═══ Input records ═══

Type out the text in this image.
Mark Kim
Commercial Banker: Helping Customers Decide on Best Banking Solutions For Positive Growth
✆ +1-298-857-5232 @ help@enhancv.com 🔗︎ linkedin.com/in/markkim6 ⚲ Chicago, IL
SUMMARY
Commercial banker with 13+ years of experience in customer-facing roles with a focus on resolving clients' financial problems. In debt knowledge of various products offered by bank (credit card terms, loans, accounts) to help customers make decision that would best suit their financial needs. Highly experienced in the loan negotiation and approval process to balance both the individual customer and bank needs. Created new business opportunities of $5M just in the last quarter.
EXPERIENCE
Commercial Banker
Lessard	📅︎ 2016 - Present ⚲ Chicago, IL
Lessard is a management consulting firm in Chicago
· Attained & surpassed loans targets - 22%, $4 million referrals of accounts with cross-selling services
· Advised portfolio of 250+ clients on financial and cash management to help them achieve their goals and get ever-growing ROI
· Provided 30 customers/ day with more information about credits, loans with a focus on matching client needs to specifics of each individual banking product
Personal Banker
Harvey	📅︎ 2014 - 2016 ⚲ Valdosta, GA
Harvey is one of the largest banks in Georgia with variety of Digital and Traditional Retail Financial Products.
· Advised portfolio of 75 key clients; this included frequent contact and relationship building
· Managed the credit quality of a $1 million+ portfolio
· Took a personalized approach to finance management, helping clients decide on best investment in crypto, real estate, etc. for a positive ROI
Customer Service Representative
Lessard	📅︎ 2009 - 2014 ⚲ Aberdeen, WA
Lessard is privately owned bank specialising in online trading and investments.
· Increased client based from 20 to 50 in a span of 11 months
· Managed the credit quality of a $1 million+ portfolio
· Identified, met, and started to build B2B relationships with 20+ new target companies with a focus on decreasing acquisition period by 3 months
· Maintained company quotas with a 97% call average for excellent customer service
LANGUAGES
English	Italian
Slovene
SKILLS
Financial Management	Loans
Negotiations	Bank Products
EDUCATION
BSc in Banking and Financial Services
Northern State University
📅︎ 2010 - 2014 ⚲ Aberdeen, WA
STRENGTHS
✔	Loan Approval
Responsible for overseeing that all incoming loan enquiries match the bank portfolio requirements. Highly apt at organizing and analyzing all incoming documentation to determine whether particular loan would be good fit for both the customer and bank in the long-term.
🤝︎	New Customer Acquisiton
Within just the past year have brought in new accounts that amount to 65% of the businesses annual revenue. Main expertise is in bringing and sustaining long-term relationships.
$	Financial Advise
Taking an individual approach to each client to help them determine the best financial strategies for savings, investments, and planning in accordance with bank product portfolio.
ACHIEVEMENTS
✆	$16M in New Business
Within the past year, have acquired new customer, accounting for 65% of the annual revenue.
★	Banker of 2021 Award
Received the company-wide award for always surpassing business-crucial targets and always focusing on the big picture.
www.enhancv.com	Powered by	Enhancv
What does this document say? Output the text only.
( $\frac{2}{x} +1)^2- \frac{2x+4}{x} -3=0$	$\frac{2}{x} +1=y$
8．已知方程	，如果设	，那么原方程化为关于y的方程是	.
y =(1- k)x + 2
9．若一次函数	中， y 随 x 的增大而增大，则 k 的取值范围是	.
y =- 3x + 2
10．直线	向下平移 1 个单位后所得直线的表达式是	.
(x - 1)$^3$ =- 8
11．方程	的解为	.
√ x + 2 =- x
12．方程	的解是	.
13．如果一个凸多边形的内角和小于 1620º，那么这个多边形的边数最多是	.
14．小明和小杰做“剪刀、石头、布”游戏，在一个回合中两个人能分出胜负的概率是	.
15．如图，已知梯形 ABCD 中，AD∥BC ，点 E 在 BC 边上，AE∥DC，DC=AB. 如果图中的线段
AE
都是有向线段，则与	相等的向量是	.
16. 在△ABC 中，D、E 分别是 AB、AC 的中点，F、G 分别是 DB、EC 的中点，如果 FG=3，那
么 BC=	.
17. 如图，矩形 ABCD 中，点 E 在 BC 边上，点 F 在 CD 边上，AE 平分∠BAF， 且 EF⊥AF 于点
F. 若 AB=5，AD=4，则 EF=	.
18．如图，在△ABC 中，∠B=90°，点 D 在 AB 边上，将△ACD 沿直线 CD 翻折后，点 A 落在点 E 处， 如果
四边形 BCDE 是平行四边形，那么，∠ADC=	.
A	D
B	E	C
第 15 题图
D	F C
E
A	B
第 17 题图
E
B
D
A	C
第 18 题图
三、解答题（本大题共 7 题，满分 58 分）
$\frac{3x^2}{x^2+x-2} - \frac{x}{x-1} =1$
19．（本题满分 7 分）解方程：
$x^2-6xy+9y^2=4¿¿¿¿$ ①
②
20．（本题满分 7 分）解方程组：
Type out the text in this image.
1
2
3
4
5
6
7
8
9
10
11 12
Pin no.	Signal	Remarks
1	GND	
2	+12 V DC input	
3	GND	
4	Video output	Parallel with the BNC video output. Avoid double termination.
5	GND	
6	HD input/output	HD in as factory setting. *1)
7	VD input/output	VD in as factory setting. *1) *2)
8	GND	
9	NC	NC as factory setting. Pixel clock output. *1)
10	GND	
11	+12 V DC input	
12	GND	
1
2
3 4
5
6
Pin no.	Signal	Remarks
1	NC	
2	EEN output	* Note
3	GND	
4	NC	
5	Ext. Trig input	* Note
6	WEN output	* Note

═══

▶ [What is required]: From the listing above, find the number of lines with the word "each" in them. Answer with the number only.

▶ [Task response]: 2